Across the entries below, how many lines contain the word "JSON"? Give the number alone.

-- Start of RECORDS FOR THIS EXERCISE --

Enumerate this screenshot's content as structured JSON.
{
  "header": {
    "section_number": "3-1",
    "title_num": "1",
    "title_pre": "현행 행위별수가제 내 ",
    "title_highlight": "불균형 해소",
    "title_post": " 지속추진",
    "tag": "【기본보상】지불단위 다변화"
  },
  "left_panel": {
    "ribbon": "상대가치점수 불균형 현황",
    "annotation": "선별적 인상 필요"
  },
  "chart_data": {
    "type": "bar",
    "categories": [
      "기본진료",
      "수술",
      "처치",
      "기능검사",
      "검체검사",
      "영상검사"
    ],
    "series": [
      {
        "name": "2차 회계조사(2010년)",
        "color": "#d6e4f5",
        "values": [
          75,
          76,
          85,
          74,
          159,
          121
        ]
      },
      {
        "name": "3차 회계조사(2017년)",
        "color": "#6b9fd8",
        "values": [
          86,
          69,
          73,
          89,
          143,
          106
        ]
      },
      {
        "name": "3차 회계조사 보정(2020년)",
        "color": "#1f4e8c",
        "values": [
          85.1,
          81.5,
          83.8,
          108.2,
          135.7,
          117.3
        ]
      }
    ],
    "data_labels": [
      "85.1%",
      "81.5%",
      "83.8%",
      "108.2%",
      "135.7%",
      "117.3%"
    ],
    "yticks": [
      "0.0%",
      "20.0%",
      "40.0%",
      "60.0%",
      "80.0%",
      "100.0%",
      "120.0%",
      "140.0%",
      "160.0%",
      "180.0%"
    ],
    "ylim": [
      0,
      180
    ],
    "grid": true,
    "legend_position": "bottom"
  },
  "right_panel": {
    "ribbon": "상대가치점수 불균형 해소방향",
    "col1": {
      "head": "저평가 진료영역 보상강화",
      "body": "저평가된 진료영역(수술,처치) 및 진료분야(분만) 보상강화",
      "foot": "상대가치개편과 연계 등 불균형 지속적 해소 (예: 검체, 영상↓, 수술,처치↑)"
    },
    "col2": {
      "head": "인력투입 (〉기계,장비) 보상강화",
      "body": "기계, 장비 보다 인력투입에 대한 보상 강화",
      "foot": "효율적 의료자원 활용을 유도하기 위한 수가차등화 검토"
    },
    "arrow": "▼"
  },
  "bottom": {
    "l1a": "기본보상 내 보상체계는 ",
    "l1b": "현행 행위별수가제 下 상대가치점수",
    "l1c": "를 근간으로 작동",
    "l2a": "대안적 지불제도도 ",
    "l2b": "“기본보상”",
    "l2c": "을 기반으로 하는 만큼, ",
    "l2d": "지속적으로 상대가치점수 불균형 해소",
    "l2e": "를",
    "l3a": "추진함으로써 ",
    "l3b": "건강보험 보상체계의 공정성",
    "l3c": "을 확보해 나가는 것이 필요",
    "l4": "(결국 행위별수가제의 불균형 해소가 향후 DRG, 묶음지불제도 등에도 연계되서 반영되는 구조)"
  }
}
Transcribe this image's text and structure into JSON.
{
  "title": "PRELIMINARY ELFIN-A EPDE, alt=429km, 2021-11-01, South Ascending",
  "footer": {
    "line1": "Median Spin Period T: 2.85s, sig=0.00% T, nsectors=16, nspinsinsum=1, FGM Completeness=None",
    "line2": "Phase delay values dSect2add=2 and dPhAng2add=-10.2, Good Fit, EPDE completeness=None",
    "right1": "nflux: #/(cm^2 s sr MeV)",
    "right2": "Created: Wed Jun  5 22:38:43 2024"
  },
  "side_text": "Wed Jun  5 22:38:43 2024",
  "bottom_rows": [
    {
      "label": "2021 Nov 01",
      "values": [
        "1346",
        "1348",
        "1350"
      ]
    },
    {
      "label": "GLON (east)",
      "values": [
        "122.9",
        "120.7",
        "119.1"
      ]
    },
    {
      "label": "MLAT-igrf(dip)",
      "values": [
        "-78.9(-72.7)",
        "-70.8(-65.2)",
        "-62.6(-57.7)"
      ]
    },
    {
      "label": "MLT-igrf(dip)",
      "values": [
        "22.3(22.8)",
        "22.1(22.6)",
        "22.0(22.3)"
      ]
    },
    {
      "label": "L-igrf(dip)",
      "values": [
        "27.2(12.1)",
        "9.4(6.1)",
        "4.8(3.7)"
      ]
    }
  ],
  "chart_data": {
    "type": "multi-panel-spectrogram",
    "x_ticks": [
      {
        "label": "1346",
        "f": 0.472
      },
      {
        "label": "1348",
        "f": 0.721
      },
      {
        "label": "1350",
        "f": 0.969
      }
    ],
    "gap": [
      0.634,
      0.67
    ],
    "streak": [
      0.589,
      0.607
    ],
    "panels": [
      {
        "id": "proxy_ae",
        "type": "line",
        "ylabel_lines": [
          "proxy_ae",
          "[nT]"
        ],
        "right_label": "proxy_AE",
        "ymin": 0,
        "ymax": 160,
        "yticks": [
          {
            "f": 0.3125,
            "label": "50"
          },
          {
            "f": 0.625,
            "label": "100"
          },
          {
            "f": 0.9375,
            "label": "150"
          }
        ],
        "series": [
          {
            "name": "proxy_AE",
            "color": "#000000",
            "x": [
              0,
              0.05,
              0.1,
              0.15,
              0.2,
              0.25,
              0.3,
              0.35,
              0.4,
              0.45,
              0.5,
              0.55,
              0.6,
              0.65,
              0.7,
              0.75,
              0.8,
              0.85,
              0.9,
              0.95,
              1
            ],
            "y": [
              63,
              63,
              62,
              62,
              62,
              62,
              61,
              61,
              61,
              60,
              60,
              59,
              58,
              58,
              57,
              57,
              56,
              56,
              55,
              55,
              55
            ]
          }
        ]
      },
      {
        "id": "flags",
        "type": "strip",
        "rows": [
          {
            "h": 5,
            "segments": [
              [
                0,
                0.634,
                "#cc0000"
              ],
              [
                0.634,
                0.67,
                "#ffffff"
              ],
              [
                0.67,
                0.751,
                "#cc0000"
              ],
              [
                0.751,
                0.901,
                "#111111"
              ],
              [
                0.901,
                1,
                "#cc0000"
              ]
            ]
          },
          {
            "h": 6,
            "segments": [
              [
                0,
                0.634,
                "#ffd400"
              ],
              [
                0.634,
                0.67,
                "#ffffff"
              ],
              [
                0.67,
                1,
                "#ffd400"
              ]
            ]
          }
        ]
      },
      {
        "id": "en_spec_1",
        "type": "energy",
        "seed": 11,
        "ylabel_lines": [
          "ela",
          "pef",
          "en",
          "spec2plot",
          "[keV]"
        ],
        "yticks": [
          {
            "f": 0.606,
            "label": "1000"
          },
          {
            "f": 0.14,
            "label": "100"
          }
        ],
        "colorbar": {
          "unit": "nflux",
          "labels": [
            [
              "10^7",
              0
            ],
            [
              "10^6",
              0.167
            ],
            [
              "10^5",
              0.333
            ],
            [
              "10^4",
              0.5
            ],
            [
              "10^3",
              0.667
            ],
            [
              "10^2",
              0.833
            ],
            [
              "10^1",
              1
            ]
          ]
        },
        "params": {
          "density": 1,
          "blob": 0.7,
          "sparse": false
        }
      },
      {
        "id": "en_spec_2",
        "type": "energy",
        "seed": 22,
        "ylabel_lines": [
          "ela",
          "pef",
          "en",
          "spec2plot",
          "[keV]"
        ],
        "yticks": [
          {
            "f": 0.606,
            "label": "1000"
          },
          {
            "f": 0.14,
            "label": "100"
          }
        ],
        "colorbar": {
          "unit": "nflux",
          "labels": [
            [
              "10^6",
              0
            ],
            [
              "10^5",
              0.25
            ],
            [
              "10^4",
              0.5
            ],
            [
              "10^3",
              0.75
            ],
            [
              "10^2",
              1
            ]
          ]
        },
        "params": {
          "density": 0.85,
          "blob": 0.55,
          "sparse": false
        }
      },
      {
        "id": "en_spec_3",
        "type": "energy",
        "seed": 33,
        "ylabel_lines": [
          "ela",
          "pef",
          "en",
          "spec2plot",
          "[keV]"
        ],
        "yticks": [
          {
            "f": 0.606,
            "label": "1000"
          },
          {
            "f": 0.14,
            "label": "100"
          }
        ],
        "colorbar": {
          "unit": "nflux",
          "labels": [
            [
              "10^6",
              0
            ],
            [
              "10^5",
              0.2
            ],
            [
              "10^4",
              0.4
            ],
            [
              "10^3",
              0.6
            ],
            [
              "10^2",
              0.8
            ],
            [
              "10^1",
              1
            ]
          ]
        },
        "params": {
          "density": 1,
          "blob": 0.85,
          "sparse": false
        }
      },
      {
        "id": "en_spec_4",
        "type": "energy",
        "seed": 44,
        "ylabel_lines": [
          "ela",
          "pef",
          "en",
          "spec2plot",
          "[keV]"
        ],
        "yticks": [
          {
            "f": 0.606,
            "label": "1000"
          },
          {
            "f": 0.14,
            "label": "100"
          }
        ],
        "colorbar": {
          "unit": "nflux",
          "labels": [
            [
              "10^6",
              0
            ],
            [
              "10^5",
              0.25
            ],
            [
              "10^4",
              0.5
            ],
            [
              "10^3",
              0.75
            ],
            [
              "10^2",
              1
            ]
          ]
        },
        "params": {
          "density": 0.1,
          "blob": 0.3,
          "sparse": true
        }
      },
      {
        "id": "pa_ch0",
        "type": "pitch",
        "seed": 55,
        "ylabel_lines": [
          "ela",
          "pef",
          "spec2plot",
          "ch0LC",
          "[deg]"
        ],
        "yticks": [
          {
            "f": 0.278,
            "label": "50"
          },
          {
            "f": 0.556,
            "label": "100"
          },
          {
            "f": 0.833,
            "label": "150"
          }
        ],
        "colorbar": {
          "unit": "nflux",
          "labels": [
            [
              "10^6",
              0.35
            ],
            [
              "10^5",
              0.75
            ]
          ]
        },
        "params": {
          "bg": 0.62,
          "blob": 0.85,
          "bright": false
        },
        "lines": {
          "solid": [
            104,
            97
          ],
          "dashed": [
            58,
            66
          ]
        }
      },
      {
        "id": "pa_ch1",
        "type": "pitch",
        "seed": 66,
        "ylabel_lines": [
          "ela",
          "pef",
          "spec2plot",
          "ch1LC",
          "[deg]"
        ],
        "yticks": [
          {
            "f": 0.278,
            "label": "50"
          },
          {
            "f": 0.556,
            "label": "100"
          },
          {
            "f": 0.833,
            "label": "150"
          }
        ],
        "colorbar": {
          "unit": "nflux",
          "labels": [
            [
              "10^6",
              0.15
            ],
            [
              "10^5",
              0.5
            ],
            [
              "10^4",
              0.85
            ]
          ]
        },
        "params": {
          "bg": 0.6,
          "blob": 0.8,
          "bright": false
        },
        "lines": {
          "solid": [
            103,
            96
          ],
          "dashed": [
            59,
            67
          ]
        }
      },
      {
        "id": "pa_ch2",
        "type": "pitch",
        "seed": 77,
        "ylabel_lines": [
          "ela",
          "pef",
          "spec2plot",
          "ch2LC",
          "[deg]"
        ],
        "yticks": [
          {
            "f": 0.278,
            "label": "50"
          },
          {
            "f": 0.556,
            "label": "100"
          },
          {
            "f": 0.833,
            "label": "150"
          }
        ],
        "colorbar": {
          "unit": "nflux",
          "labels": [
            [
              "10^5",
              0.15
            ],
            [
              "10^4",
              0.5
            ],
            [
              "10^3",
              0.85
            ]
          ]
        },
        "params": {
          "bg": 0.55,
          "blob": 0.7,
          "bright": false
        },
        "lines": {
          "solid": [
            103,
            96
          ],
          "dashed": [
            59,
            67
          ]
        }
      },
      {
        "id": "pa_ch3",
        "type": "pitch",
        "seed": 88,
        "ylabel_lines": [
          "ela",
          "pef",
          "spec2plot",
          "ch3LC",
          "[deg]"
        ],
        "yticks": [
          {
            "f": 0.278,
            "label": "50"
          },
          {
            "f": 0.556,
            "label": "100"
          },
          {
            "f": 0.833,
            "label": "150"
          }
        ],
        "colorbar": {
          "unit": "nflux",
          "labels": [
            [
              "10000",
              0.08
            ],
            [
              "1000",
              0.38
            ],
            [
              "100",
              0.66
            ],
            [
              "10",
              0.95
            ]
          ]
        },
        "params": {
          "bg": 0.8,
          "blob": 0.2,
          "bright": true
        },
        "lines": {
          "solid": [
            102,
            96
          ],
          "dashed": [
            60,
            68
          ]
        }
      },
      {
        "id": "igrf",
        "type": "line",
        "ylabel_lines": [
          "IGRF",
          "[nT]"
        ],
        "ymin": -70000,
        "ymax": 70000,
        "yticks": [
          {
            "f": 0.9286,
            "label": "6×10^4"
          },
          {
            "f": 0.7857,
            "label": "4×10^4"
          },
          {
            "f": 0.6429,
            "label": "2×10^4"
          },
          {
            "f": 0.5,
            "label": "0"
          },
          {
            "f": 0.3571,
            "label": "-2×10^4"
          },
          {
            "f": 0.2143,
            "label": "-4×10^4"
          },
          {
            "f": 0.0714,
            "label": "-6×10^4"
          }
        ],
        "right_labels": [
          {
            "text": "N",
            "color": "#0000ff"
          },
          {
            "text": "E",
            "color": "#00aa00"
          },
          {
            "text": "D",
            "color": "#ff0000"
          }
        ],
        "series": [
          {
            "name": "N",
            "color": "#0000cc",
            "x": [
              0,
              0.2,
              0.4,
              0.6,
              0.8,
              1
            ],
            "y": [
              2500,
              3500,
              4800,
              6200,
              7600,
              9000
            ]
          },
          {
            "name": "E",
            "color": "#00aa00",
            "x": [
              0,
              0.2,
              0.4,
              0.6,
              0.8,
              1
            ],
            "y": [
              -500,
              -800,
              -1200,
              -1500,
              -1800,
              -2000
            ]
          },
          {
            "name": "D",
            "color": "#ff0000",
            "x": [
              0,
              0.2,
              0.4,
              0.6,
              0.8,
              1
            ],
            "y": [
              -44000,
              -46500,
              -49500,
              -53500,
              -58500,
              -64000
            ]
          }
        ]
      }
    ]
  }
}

-- End of RECORDS FOR THIS EXERCISE --

§ **THE OUTPUT**
2